- THE DATA -

○ ○ ○ ○

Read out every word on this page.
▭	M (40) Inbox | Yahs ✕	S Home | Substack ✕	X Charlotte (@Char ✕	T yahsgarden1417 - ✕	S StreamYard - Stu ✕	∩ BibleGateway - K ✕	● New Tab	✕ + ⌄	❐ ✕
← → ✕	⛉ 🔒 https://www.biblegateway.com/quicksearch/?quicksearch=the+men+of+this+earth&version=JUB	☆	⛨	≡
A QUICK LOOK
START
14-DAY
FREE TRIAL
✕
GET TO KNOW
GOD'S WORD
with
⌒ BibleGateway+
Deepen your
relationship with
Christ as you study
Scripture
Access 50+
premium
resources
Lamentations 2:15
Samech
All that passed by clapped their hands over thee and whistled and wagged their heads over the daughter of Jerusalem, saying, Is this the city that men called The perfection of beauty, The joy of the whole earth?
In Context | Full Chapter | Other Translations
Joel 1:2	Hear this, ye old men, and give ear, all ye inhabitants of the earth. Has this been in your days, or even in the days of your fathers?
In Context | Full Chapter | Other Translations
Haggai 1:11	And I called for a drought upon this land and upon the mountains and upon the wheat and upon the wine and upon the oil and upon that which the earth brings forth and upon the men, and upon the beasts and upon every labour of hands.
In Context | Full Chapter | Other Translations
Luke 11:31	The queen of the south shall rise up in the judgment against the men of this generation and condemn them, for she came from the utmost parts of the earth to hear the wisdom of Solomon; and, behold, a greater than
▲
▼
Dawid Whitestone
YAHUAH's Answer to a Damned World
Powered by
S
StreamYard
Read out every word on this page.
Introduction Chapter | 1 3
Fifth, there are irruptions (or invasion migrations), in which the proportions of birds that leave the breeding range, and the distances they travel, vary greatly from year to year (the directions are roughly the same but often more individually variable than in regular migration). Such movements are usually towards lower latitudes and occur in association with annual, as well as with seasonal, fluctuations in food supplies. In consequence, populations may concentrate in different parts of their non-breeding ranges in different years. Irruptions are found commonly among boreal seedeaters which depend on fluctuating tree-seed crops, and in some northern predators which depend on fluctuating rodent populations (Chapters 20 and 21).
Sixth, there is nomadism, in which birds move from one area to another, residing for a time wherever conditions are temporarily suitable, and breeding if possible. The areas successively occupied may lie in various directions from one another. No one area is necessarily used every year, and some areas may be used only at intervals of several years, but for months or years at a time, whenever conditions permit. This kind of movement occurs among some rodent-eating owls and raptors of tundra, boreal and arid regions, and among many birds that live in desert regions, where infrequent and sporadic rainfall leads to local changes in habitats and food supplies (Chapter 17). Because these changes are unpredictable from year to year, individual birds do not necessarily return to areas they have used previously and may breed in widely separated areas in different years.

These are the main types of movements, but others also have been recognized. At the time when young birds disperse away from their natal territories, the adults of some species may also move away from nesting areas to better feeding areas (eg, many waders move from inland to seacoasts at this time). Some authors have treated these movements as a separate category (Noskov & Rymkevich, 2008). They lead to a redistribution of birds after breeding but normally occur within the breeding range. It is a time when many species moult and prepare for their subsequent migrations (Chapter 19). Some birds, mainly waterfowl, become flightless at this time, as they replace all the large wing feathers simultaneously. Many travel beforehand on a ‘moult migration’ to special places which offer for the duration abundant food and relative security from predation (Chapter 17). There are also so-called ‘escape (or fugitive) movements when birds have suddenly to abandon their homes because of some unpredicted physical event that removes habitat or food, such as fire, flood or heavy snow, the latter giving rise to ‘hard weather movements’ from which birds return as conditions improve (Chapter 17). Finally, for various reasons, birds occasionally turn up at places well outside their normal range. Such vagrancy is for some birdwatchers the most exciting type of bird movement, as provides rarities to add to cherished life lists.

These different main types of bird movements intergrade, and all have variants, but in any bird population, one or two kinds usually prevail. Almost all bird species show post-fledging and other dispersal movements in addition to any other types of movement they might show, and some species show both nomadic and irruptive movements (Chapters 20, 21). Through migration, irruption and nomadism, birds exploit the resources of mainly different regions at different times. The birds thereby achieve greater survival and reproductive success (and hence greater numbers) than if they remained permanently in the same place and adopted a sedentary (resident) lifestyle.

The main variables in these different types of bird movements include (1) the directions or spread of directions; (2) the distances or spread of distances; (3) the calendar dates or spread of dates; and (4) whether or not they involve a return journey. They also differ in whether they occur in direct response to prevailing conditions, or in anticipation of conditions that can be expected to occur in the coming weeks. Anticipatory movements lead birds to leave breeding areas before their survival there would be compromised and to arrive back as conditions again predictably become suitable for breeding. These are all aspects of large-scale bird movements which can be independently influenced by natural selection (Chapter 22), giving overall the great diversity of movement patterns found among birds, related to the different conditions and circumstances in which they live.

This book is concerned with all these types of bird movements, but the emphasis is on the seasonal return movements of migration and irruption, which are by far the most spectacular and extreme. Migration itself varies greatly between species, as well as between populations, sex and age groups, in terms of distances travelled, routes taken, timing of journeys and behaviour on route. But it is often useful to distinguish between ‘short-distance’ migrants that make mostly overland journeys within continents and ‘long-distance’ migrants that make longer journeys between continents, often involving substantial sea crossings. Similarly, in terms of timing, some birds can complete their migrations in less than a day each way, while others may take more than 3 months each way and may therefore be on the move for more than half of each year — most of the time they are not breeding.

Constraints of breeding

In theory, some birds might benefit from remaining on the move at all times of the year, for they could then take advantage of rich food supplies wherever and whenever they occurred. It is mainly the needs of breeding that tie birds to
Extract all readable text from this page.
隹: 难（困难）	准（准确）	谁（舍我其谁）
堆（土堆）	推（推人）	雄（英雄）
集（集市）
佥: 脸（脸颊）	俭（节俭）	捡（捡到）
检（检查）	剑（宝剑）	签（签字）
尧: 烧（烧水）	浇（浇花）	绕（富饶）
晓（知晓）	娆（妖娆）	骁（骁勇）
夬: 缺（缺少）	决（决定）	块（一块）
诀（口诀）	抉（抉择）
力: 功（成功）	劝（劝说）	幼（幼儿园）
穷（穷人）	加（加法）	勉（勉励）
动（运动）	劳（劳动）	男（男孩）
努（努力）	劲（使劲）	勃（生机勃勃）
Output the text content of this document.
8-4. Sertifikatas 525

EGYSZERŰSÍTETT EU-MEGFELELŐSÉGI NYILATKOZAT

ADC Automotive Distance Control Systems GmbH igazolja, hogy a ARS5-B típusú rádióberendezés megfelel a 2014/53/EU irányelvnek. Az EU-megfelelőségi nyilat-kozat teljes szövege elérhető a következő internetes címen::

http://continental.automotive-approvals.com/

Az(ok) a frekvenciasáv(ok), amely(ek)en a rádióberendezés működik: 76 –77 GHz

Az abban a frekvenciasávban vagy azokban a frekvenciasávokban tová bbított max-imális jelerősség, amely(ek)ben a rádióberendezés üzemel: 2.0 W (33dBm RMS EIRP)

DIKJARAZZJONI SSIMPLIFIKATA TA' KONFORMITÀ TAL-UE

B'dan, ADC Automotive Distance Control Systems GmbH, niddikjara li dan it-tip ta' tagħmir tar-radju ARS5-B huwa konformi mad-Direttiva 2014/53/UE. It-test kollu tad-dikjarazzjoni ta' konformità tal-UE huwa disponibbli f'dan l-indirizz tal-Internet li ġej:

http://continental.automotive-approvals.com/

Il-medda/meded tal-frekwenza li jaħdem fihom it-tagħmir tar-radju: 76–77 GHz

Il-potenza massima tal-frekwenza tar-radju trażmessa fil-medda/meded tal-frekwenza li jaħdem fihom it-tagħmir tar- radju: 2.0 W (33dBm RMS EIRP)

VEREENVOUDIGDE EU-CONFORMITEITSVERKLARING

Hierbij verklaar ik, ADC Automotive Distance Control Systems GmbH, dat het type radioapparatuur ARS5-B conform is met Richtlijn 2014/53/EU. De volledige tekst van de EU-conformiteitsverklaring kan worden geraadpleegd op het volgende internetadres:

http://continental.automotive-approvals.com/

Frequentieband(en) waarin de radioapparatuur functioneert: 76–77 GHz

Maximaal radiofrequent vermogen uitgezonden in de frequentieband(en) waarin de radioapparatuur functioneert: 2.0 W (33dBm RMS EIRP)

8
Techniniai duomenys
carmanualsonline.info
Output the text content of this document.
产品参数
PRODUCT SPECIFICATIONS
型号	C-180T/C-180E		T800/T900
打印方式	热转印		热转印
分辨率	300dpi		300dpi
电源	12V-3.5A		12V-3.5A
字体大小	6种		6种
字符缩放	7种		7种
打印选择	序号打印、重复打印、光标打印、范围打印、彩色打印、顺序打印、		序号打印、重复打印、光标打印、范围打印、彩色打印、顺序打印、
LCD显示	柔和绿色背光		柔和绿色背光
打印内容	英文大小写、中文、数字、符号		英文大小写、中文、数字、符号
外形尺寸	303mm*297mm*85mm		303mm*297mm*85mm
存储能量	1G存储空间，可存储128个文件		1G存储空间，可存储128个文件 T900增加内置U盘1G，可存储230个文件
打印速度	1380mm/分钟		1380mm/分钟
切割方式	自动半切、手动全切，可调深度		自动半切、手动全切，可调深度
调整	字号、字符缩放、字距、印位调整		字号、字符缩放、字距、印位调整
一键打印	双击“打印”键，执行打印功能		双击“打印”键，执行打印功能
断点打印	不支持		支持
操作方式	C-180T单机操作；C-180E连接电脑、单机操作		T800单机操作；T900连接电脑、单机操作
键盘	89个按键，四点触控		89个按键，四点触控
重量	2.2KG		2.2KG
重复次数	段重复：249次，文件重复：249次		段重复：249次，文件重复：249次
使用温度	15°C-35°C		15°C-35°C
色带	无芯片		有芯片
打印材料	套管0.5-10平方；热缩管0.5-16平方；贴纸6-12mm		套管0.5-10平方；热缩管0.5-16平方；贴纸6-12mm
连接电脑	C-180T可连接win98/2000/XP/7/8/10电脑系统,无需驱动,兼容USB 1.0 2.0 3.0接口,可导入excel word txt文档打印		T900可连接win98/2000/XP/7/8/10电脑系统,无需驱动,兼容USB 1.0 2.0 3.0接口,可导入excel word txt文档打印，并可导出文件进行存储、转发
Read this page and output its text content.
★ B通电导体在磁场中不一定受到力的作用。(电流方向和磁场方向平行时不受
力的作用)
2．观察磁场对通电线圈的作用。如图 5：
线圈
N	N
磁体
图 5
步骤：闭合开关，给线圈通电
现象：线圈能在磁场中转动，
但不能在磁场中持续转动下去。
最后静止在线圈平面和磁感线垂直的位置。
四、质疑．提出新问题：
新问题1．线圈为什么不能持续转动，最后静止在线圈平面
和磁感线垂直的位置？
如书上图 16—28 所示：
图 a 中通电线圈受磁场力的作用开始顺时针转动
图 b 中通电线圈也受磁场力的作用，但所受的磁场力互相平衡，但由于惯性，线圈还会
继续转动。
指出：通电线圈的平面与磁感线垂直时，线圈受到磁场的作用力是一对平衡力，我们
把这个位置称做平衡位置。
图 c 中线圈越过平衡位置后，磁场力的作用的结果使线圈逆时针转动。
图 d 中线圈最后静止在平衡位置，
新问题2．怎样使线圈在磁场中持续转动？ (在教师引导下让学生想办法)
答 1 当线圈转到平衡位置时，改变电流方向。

○ ○ ○ ○

- STATED TASK -
Print only the lines from the one with "Read this page and output its text content." to the end of the records, both included.

- WRITTEN RESPONSE -
Read this page and output its text content.
★ B通电导体在磁场中不一定受到力的作用。(电流方向和磁场方向平行时不受
力的作用)
2．观察磁场对通电线圈的作用。如图 5：
线圈
N	N
磁体
图 5
步骤：闭合开关，给线圈通电
现象：线圈能在磁场中转动，
但不能在磁场中持续转动下去。
最后静止在线圈平面和磁感线垂直的位置。
四、质疑．提出新问题：
新问题1．线圈为什么不能持续转动，最后静止在线圈平面
和磁感线垂直的位置？
如书上图 16—28 所示：
图 a 中通电线圈受磁场力的作用开始顺时针转动
图 b 中通电线圈也受磁场力的作用，但所受的磁场力互相平衡，但由于惯性，线圈还会
继续转动。
指出：通电线圈的平面与磁感线垂直时，线圈受到磁场的作用力是一对平衡力，我们
把这个位置称做平衡位置。
图 c 中线圈越过平衡位置后，磁场力的作用的结果使线圈逆时针转动。
图 d 中线圈最后静止在平衡位置，
新问题2．怎样使线圈在磁场中持续转动？ (在教师引导下让学生想办法)
答 1 当线圈转到平衡位置时，改变电流方向。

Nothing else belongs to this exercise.